++++ STUDY MATERIAL ++++

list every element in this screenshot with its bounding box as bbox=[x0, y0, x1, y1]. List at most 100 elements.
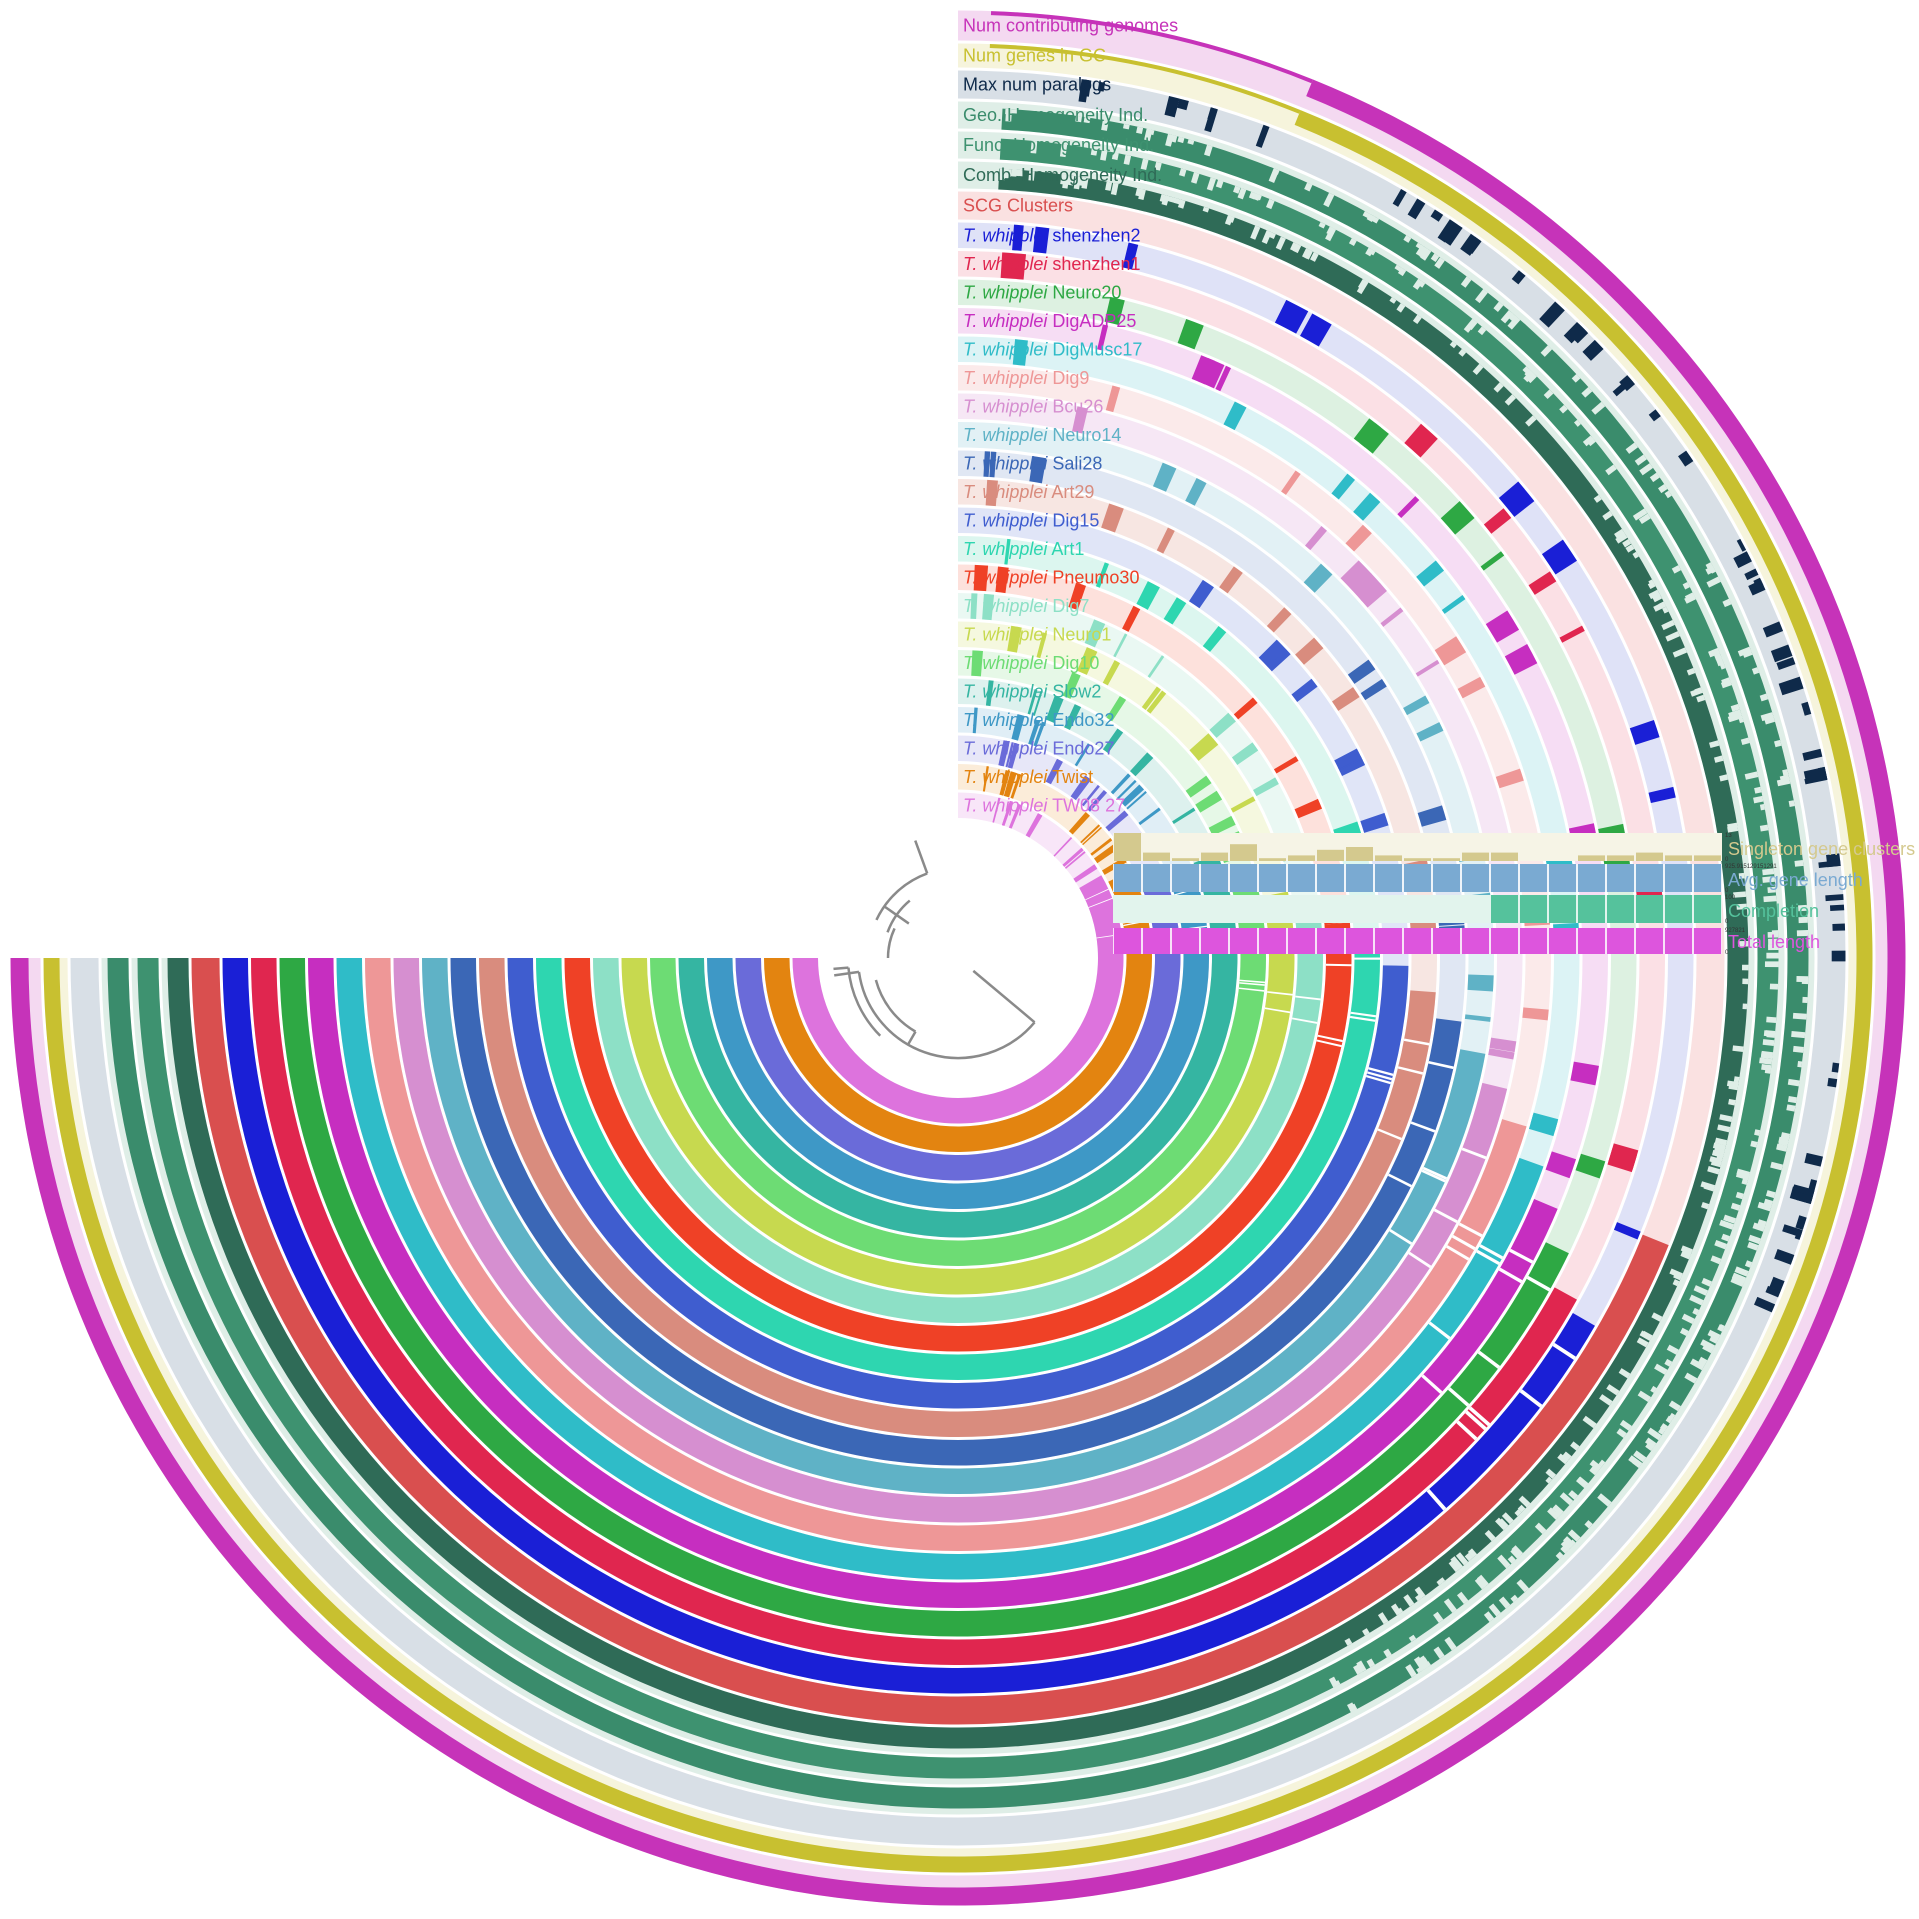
homog-notch bbox=[1567, 1529, 1581, 1542]
genome-tick bbox=[1146, 690, 1167, 714]
total-length-bar bbox=[1433, 928, 1460, 954]
genome-tick bbox=[1403, 695, 1430, 716]
genome-tick bbox=[1209, 712, 1236, 738]
paralog-bar bbox=[1733, 551, 1752, 569]
homog-notch bbox=[1742, 978, 1749, 985]
homog-notch bbox=[1759, 1057, 1773, 1065]
homog-notch bbox=[1797, 1060, 1803, 1068]
avg-gene-length-bar bbox=[1549, 864, 1576, 892]
genome-tick bbox=[1332, 687, 1360, 711]
homog-notch bbox=[1796, 975, 1809, 983]
paralog-bar bbox=[1831, 950, 1846, 962]
homog-notch bbox=[1753, 795, 1764, 804]
homog-notch bbox=[1741, 1177, 1749, 1185]
genome-gap bbox=[1387, 1173, 1412, 1188]
homog-notch bbox=[1495, 1517, 1508, 1531]
homog-notch bbox=[1449, 341, 1457, 349]
paralog-bar bbox=[1444, 223, 1463, 246]
homog-notch bbox=[1179, 168, 1187, 177]
paralog-bar bbox=[1612, 377, 1634, 397]
genome-tick bbox=[1434, 636, 1467, 666]
paralog-bar bbox=[1511, 270, 1526, 285]
paralog-bar bbox=[1748, 579, 1766, 596]
genome-tick bbox=[1090, 837, 1113, 856]
homog-notch bbox=[1639, 463, 1654, 476]
genome-label-17: T. whipplei Endo32 bbox=[963, 710, 1114, 730]
homog-notch bbox=[1701, 1201, 1710, 1210]
layer-4 bbox=[131, 131, 1785, 1785]
genome-tick bbox=[972, 707, 978, 734]
homog-notch bbox=[1679, 1327, 1689, 1337]
genome-gap bbox=[1421, 1374, 1443, 1394]
paralog-bar bbox=[1081, 79, 1092, 97]
homog-notch bbox=[1754, 786, 1762, 794]
homog-notch bbox=[1028, 170, 1035, 181]
homog-notch bbox=[1709, 566, 1716, 574]
paralog-bar bbox=[1769, 1276, 1785, 1292]
homog-notch bbox=[1727, 822, 1738, 830]
homog-notch bbox=[1517, 1504, 1526, 1513]
genome-label-10: T. whipplei Dig15 bbox=[963, 510, 1099, 530]
genome-tick bbox=[985, 479, 998, 507]
strain-name: Neuro14 bbox=[1047, 425, 1121, 445]
paralog-bar bbox=[1582, 339, 1604, 361]
homog-notch bbox=[1616, 1428, 1627, 1438]
homog-notch bbox=[1559, 404, 1568, 414]
dendrogram-branch bbox=[914, 840, 929, 874]
homog-notch bbox=[1762, 876, 1775, 883]
homog-notch bbox=[1709, 740, 1720, 749]
avg-gene-length-bar bbox=[1288, 864, 1315, 892]
homog-notch bbox=[1458, 348, 1467, 357]
genome-tick bbox=[1163, 597, 1187, 625]
completion-bar bbox=[1694, 895, 1721, 923]
dendrogram-branch bbox=[906, 1030, 917, 1046]
genome-gap bbox=[1325, 963, 1352, 967]
avg-gene-length-bar bbox=[1491, 864, 1518, 892]
genome-tick bbox=[1130, 752, 1154, 777]
homog-notch bbox=[1500, 309, 1514, 324]
genome-tick bbox=[1347, 659, 1376, 684]
genome-ring-14 bbox=[621, 621, 1295, 1295]
paralog-bar bbox=[1762, 621, 1784, 638]
genome-tick bbox=[1480, 551, 1505, 571]
genome-tick bbox=[1485, 610, 1520, 643]
genome-tick bbox=[1064, 704, 1082, 730]
genome-tick bbox=[973, 564, 989, 592]
homog-notch bbox=[1272, 168, 1280, 175]
genome-tick bbox=[1339, 759, 1366, 776]
homog-notch bbox=[1762, 868, 1775, 876]
genome-tick bbox=[1110, 773, 1131, 795]
homog-notch bbox=[1450, 1556, 1463, 1570]
homog-notch bbox=[1559, 1492, 1574, 1506]
homog-notch bbox=[1619, 1419, 1632, 1431]
homog-notch bbox=[1383, 1648, 1392, 1658]
homog-notch bbox=[1477, 326, 1487, 336]
homog-notch bbox=[1140, 158, 1149, 171]
homog-notch bbox=[1668, 1400, 1681, 1412]
homog-notch bbox=[1593, 494, 1602, 503]
homog-notch bbox=[1698, 1356, 1708, 1366]
homog-notch bbox=[1764, 961, 1779, 968]
homog-notch bbox=[1736, 1168, 1751, 1178]
genome-tick bbox=[1416, 722, 1444, 742]
paralog-bar bbox=[1765, 1285, 1781, 1298]
species-name: T. whipplei bbox=[963, 425, 1048, 445]
homog-notch bbox=[1389, 297, 1397, 304]
homog-notch bbox=[1191, 172, 1200, 184]
homog-notch bbox=[1570, 1441, 1580, 1451]
genome-gap bbox=[1410, 1121, 1436, 1133]
genome-tick bbox=[1045, 758, 1063, 785]
completion-bar bbox=[1491, 895, 1518, 923]
completion-bar bbox=[1665, 895, 1692, 923]
genome-tick bbox=[970, 593, 978, 619]
homog-notch bbox=[1067, 175, 1075, 186]
paralog-bar bbox=[1795, 1215, 1807, 1230]
genome-tick bbox=[982, 593, 995, 621]
homog-notch bbox=[1518, 1495, 1531, 1508]
species-name: T. whipplei bbox=[963, 282, 1048, 302]
genome-gap bbox=[1433, 1208, 1458, 1224]
homog-notch bbox=[1525, 415, 1537, 427]
total-length-bar bbox=[1665, 928, 1692, 954]
genome-tick bbox=[989, 451, 997, 478]
homog-notch bbox=[1759, 804, 1765, 811]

++++

→ **PROBLEM**: In the preceding material, find each line holding the word "completion" and copy it out.

→ **ANSWER FOR THIS EXERCISE**:
completion-bar bbox=[1694, 895, 1721, 923]
completion-bar bbox=[1491, 895, 1518, 923]
completion-bar bbox=[1665, 895, 1692, 923]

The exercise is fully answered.